──────── PROVIDED RECORDS ────────

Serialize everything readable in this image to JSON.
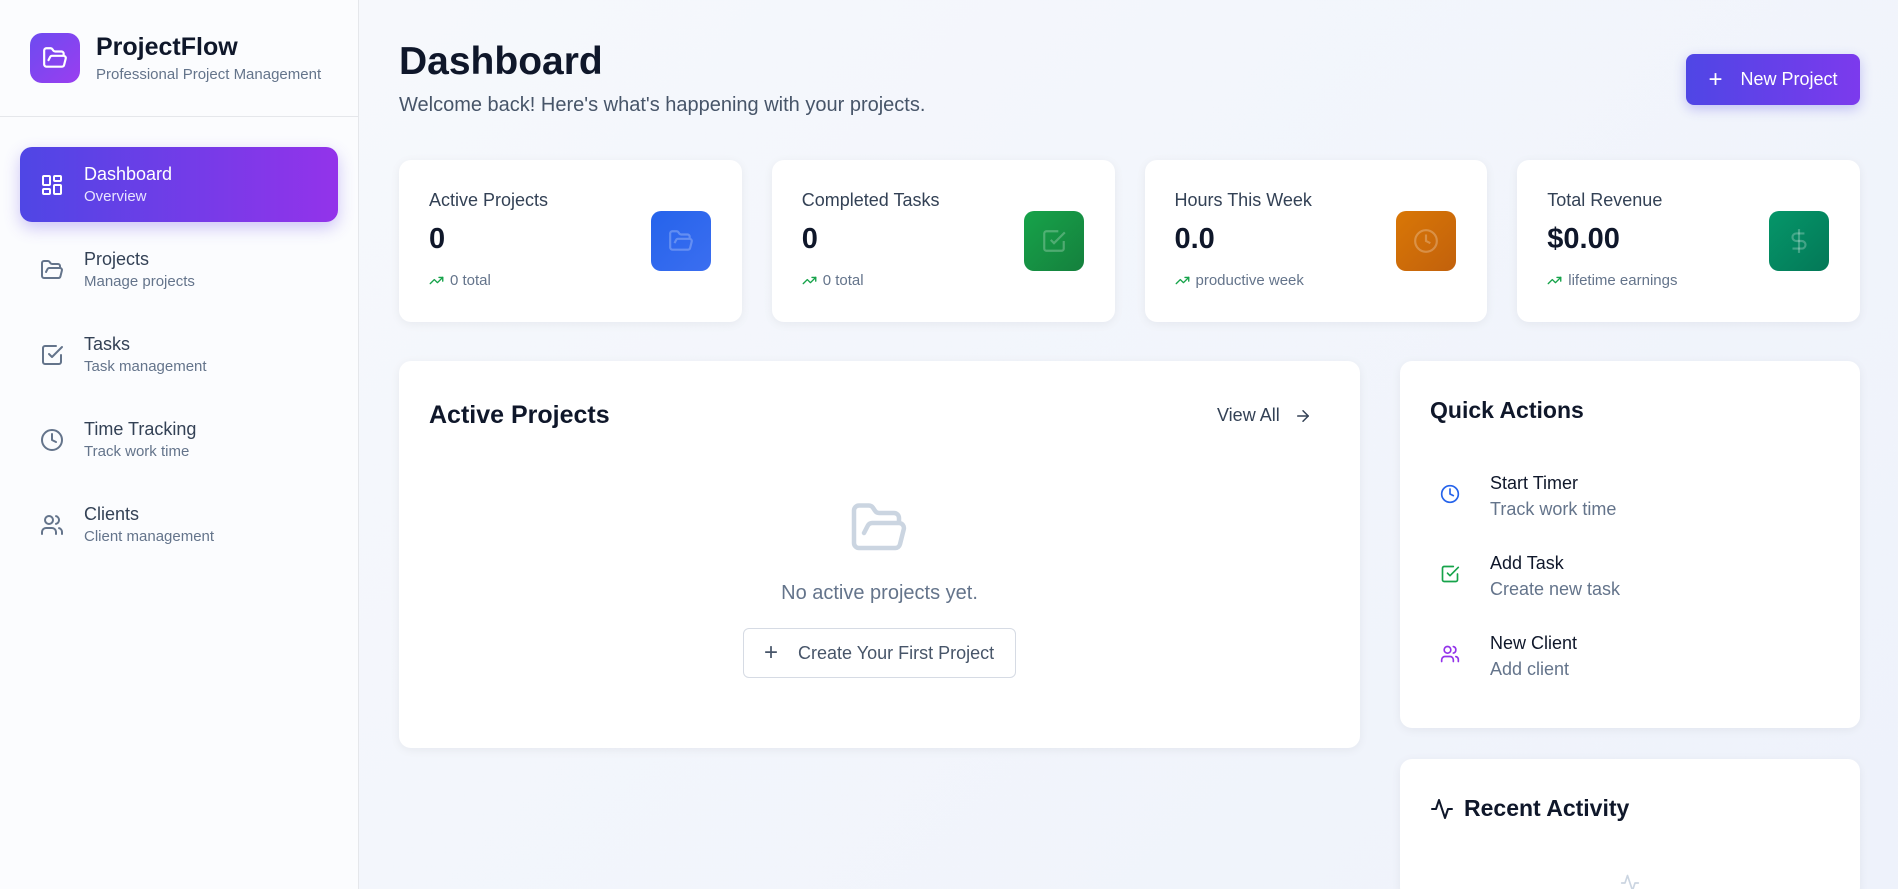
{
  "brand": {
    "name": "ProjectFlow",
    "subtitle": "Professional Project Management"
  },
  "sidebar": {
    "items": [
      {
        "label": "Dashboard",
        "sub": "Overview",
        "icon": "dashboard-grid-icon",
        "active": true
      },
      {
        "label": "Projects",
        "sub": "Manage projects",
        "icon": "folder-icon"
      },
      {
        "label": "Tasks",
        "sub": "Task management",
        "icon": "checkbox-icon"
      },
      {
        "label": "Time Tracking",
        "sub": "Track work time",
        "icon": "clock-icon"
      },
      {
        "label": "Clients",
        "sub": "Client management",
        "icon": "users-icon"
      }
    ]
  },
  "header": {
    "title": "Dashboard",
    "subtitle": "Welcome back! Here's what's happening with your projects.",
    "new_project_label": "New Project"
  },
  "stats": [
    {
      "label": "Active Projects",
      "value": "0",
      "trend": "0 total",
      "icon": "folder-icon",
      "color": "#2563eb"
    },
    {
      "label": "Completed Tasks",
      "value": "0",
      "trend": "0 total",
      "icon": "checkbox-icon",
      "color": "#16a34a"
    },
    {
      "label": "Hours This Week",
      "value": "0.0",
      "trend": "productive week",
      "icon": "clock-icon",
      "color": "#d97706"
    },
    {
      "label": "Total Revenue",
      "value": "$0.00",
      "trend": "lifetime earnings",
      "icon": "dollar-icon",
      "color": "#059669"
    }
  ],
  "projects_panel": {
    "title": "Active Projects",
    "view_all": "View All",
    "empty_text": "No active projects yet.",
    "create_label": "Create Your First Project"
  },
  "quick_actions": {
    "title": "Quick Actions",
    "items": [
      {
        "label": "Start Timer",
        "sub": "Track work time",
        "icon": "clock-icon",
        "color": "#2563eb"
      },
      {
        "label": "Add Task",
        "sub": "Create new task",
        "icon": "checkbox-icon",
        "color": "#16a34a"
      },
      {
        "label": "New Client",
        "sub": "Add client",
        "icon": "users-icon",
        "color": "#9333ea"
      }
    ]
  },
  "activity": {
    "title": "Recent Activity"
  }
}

────────

(DIRECTIONS FOR THIS TASK)
Output the entries above exactly, without their pictures.

(SOLUTION FOR THIS TASK)
Serialize everything readable in this image to JSON.
{
  "brand": {
    "name": "ProjectFlow",
    "subtitle": "Professional Project Management"
  },
  "sidebar": {
    "items": [
      {
        "label": "Dashboard",
        "sub": "Overview",
        "icon": "dashboard-grid-icon",
        "active": true
      },
      {
        "label": "Projects",
        "sub": "Manage projects",
        "icon": "folder-icon"
      },
      {
        "label": "Tasks",
        "sub": "Task management",
        "icon": "checkbox-icon"
      },
      {
        "label": "Time Tracking",
        "sub": "Track work time",
        "icon": "clock-icon"
      },
      {
        "label": "Clients",
        "sub": "Client management",
        "icon": "users-icon"
      }
    ]
  },
  "header": {
    "title": "Dashboard",
    "subtitle": "Welcome back! Here's what's happening with your projects.",
    "new_project_label": "New Project"
  },
  "stats": [
    {
      "label": "Active Projects",
      "value": "0",
      "trend": "0 total",
      "icon": "folder-icon",
      "color": "#2563eb"
    },
    {
      "label": "Completed Tasks",
      "value": "0",
      "trend": "0 total",
      "icon": "checkbox-icon",
      "color": "#16a34a"
    },
    {
      "label": "Hours This Week",
      "value": "0.0",
      "trend": "productive week",
      "icon": "clock-icon",
      "color": "#d97706"
    },
    {
      "label": "Total Revenue",
      "value": "$0.00",
      "trend": "lifetime earnings",
      "icon": "dollar-icon",
      "color": "#059669"
    }
  ],
  "projects_panel": {
    "title": "Active Projects",
    "view_all": "View All",
    "empty_text": "No active projects yet.",
    "create_label": "Create Your First Project"
  },
  "quick_actions": {
    "title": "Quick Actions",
    "items": [
      {
        "label": "Start Timer",
        "sub": "Track work time",
        "icon": "clock-icon",
        "color": "#2563eb"
      },
      {
        "label": "Add Task",
        "sub": "Create new task",
        "icon": "checkbox-icon",
        "color": "#16a34a"
      },
      {
        "label": "New Client",
        "sub": "Add client",
        "icon": "users-icon",
        "color": "#9333ea"
      }
    ]
  },
  "activity": {
    "title": "Recent Activity"
  }
}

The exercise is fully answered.